[BEGIN RECORDS]

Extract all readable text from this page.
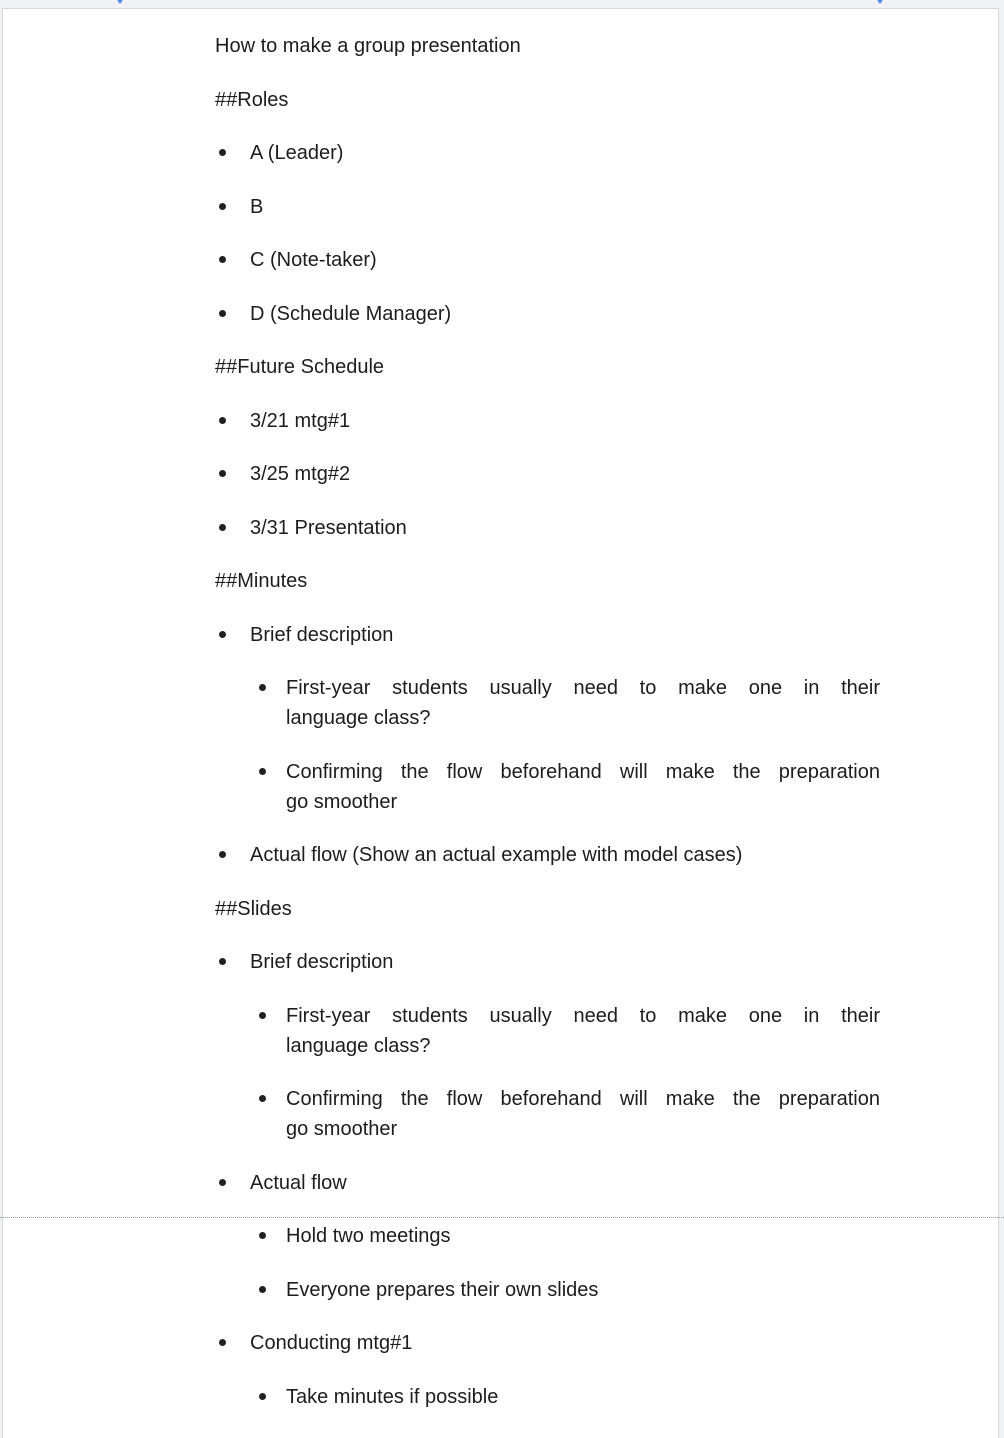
How to make a group presentation
##Roles
A (Leader)
B
C (Note-taker)
D (Schedule Manager)
##Future Schedule
3/21 mtg#1
3/25 mtg#2
3/31 Presentation
##Minutes
Brief description
First-year students usually need to make one in their
language class?
Confirming the flow beforehand will make the preparation
go smoother
Actual flow (Show an actual example with model cases)
##Slides
Brief description
First-year students usually need to make one in their
language class?
Confirming the flow beforehand will make the preparation
go smoother
Actual flow
Hold two meetings
Everyone prepares their own slides
Conducting mtg#1
Take minutes if possible
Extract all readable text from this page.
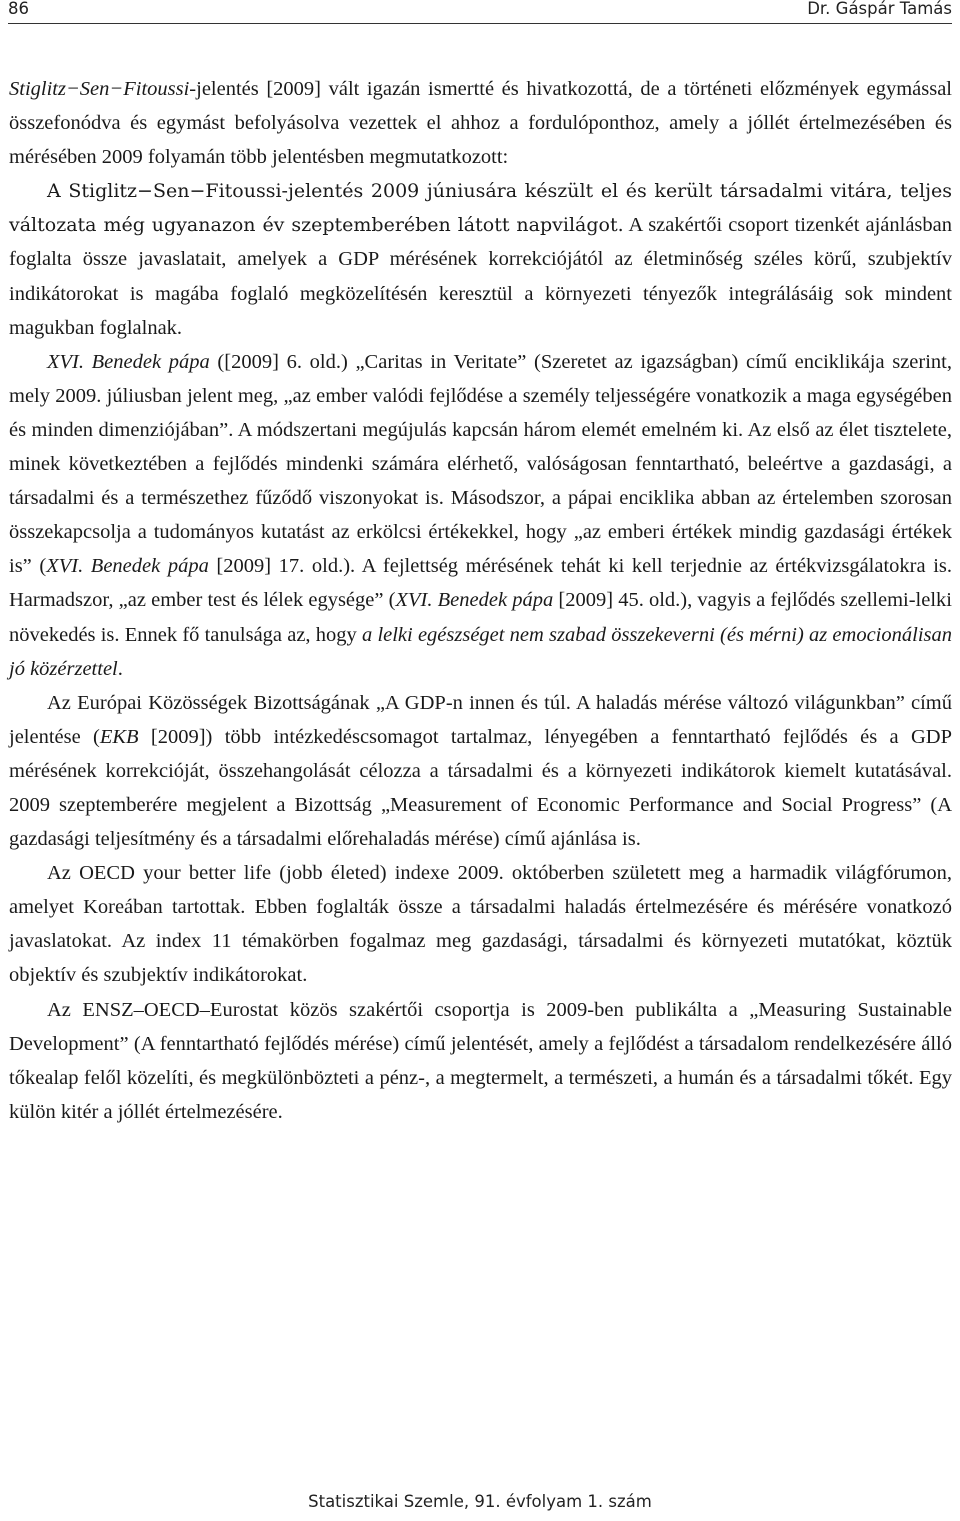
86	Dr. Gáspár Tamás

Stiglitz−Sen−Fitoussi-jelentés [2009] vált igazán ismertté és hivatkozottá, de a történeti előzmények egymással összefonódva és egymást befolyásolva vezettek el ahhoz a fordulóponthoz, amely a jóllét értelmezésében és mérésében 2009 folyamán több jelentésben megmutatkozott:

A Stiglitz−Sen−Fitoussi-jelentés 2009 júniusára készült el és került társadalmi vitára, teljes változata még ugyanazon év szeptemberében látott napvilágot. A szakértői csoport tizenkét ajánlásban foglalta össze javaslatait, amelyek a GDP mérésének korrekciójától az életminőség széles körű, szubjektív indikátorokat is magába foglaló megközelítésén keresztül a környezeti tényezők integrálásáig sok mindent magukban foglalnak.

XVI. Benedek pápa ([2009] 6. old.) „Caritas in Veritate” (Szeretet az igazságban) című enciklikája szerint, mely 2009. júliusban jelent meg, „az ember valódi fejlődése a személy teljességére vonatkozik a maga egységében és minden dimenziójában”. A módszertani megújulás kapcsán három elemét emelném ki. Az első az élet tisztelete, minek következtében a fejlődés mindenki számára elérhető, valóságosan fenntartható, beleértve a gazdasági, a társadalmi és a természethez fűződő viszonyokat is. Másodszor, a pápai enciklika abban az értelemben szorosan összekapcsolja a tudományos kutatást az erkölcsi értékekkel, hogy „az emberi értékek mindig gazdasági értékek is” (XVI. Benedek pápa [2009] 17. old.). A fejlettség mérésének tehát ki kell terjednie az értékvizsgálatokra is. Harmadszor, „az ember test és lélek egysége” (XVI. Benedek pápa [2009] 45. old.), vagyis a fejlődés szellemi-lelki növekedés is. Ennek fő tanulsága az, hogy a lelki egészséget nem szabad összekeverni (és mérni) az emocionálisan jó közérzettel.

Az Európai Közösségek Bizottságának „A GDP-n innen és túl. A haladás mérése változó világunkban” című jelentése (EKB [2009]) több intézkedéscsomagot tartalmaz, lényegében a fenntartható fejlődés és a GDP mérésének korrekcióját, összehangolását célozza a társadalmi és a környezeti indikátorok kiemelt kutatásával. 2009 szeptemberére megjelent a Bizottság „Measurement of Economic Performance and Social Progress” (A gazdasági teljesítmény és a társadalmi előrehaladás mérése) című ajánlása is.

Az OECD your better life (jobb életed) indexe 2009. októberben született meg a harmadik világfórumon, amelyet Koreában tartottak. Ebben foglalták össze a társadalmi haladás értelmezésére és mérésére vonatkozó javaslatokat. Az index 11 témakörben fogalmaz meg gazdasági, társadalmi és környezeti mutatókat, köztük objektív és szubjektív indikátorokat.

Az ENSZ–OECD–Eurostat közös szakértői csoportja is 2009-ben publikálta a „Measuring Sustainable Development” (A fenntartható fejlődés mérése) című jelentését, amely a fejlődést a társadalom rendelkezésére álló tőkealap felől közelíti, és megkülönbözteti a pénz-, a megtermelt, a természeti, a humán és a társadalmi tőkét. Egy külön kitér a jóllét értelmezésére.

Statisztikai Szemle, 91. évfolyam 1. szám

[END RECORDS]

§ TASK STATEMENT: Write out all the entries again, word for word, and print no images.

§ ANSWER FOR THE TASK:
Extract all readable text from this page.
How to make a group presentation
##Roles
A (Leader)
B
C (Note-taker)
D (Schedule Manager)
##Future Schedule
3/21 mtg#1
3/25 mtg#2
3/31 Presentation
##Minutes
Brief description
First-year students usually need to make one in their
language class?
Confirming the flow beforehand will make the preparation
go smoother
Actual flow (Show an actual example with model cases)
##Slides
Brief description
First-year students usually need to make one in their
language class?
Confirming the flow beforehand will make the preparation
go smoother
Actual flow
Hold two meetings
Everyone prepares their own slides
Conducting mtg#1
Take minutes if possible
Extract all readable text from this page.
86	Dr. Gáspár Tamás

Stiglitz−Sen−Fitoussi-jelentés [2009] vált igazán ismertté és hivatkozottá, de a történeti előzmények egymással összefonódva és egymást befolyásolva vezettek el ahhoz a fordulóponthoz, amely a jóllét értelmezésében és mérésében 2009 folyamán több jelentésben megmutatkozott:

A Stiglitz−Sen−Fitoussi-jelentés 2009 júniusára készült el és került társadalmi vitára, teljes változata még ugyanazon év szeptemberében látott napvilágot. A szakértői csoport tizenkét ajánlásban foglalta össze javaslatait, amelyek a GDP mérésének korrekciójától az életminőség széles körű, szubjektív indikátorokat is magába foglaló megközelítésén keresztül a környezeti tényezők integrálásáig sok mindent magukban foglalnak.

XVI. Benedek pápa ([2009] 6. old.) „Caritas in Veritate” (Szeretet az igazságban) című enciklikája szerint, mely 2009. júliusban jelent meg, „az ember valódi fejlődése a személy teljességére vonatkozik a maga egységében és minden dimenziójában”. A módszertani megújulás kapcsán három elemét emelném ki. Az első az élet tisztelete, minek következtében a fejlődés mindenki számára elérhető, valóságosan fenntartható, beleértve a gazdasági, a társadalmi és a természethez fűződő viszonyokat is. Másodszor, a pápai enciklika abban az értelemben szorosan összekapcsolja a tudományos kutatást az erkölcsi értékekkel, hogy „az emberi értékek mindig gazdasági értékek is” (XVI. Benedek pápa [2009] 17. old.). A fejlettség mérésének tehát ki kell terjednie az értékvizsgálatokra is. Harmadszor, „az ember test és lélek egysége” (XVI. Benedek pápa [2009] 45. old.), vagyis a fejlődés szellemi-lelki növekedés is. Ennek fő tanulsága az, hogy a lelki egészséget nem szabad összekeverni (és mérni) az emocionálisan jó közérzettel.

Az Európai Közösségek Bizottságának „A GDP-n innen és túl. A haladás mérése változó világunkban” című jelentése (EKB [2009]) több intézkedéscsomagot tartalmaz, lényegében a fenntartható fejlődés és a GDP mérésének korrekcióját, összehangolását célozza a társadalmi és a környezeti indikátorok kiemelt kutatásával. 2009 szeptemberére megjelent a Bizottság „Measurement of Economic Performance and Social Progress” (A gazdasági teljesítmény és a társadalmi előrehaladás mérése) című ajánlása is.

Az OECD your better life (jobb életed) indexe 2009. októberben született meg a harmadik világfórumon, amelyet Koreában tartottak. Ebben foglalták össze a társadalmi haladás értelmezésére és mérésére vonatkozó javaslatokat. Az index 11 témakörben fogalmaz meg gazdasági, társadalmi és környezeti mutatókat, köztük objektív és szubjektív indikátorokat.

Az ENSZ–OECD–Eurostat közös szakértői csoportja is 2009-ben publikálta a „Measuring Sustainable Development” (A fenntartható fejlődés mérése) című jelentését, amely a fejlődést a társadalom rendelkezésére álló tőkealap felől közelíti, és megkülönbözteti a pénz-, a megtermelt, a természeti, a humán és a társadalmi tőkét. Egy külön kitér a jóllét értelmezésére.

Statisztikai Szemle, 91. évfolyam 1. szám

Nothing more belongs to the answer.